◆ EXERCISE GOAL
Scan the data for "name" and copy the lines it appears in.

Collected data entries:
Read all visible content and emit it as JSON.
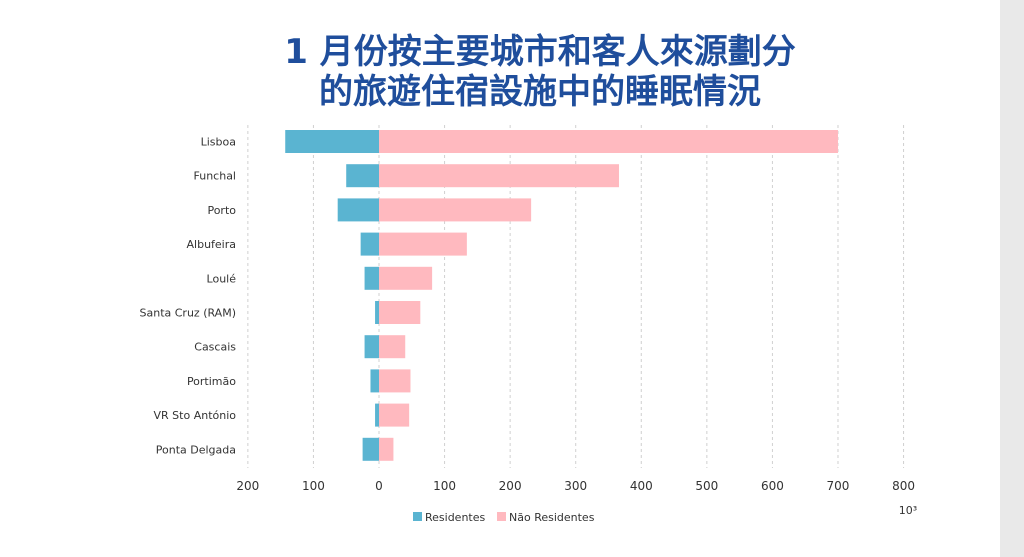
{
  "title_line1": "1 月份按主要城市和客人來源劃分",
  "title_line2": "的旅遊住宿設施中的睡眠情況",
  "chart_data": {
    "type": "bar",
    "orientation": "horizontal-diverging",
    "categories": [
      "Lisboa",
      "Funchal",
      "Porto",
      "Albufeira",
      "Loulé",
      "Santa Cruz (RAM)",
      "Cascais",
      "Portimão",
      "VR Sto António",
      "Ponta Delgada"
    ],
    "series": [
      {
        "name": "Residentes",
        "color": "#5ab4d1",
        "values": [
          143,
          50,
          63,
          28,
          22,
          6,
          22,
          13,
          6,
          25
        ]
      },
      {
        "name": "Não Residentes",
        "color": "#ffb9bf",
        "values": [
          700,
          366,
          232,
          134,
          81,
          63,
          40,
          48,
          46,
          22
        ]
      }
    ],
    "xlim": [
      -200,
      800
    ],
    "xticks": [
      -200,
      -100,
      0,
      100,
      200,
      300,
      400,
      500,
      600,
      700,
      800
    ],
    "xtick_labels": [
      "200",
      "100",
      "0",
      "100",
      "200",
      "300",
      "400",
      "500",
      "600",
      "700",
      "800"
    ],
    "unit": "10³",
    "grid": "vertical-dashed",
    "legend_position": "bottom"
  }
}
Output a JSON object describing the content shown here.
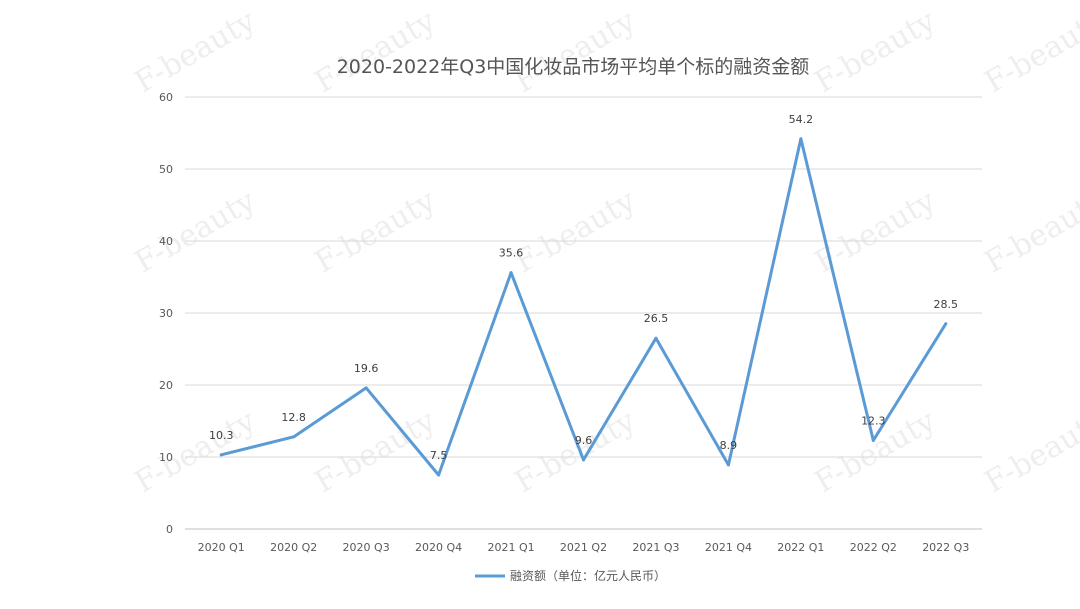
{
  "watermark": "F-beauty",
  "chart_data": {
    "type": "line",
    "title": "2020-2022年Q3中国化妆品市场平均单个标的融资金额",
    "categories": [
      "2020 Q1",
      "2020 Q2",
      "2020 Q3",
      "2020 Q4",
      "2021 Q1",
      "2021 Q2",
      "2021 Q3",
      "2021 Q4",
      "2022 Q1",
      "2022 Q2",
      "2022 Q3"
    ],
    "series": [
      {
        "name": "融资额（单位：亿元人民币）",
        "values": [
          10.3,
          12.8,
          19.6,
          7.5,
          35.6,
          9.6,
          26.5,
          8.9,
          54.2,
          12.3,
          28.5
        ],
        "color": "#5b9bd5"
      }
    ],
    "yticks": [
      "0",
      "10",
      "20",
      "30",
      "40",
      "50",
      "60"
    ],
    "ylim": [
      0,
      60
    ],
    "grid": true,
    "legend_position": "bottom",
    "data_labels": [
      "10.3",
      "12.8",
      "19.6",
      "7.5",
      "35.6",
      "9.6",
      "26.5",
      "8.9",
      "54.2",
      "12.3",
      "28.5"
    ]
  }
}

◆ TASK ANSWER
        "name": "Residentes",
        "name": "Não Residentes",
        "name": "融资额（单位：亿元人民币）",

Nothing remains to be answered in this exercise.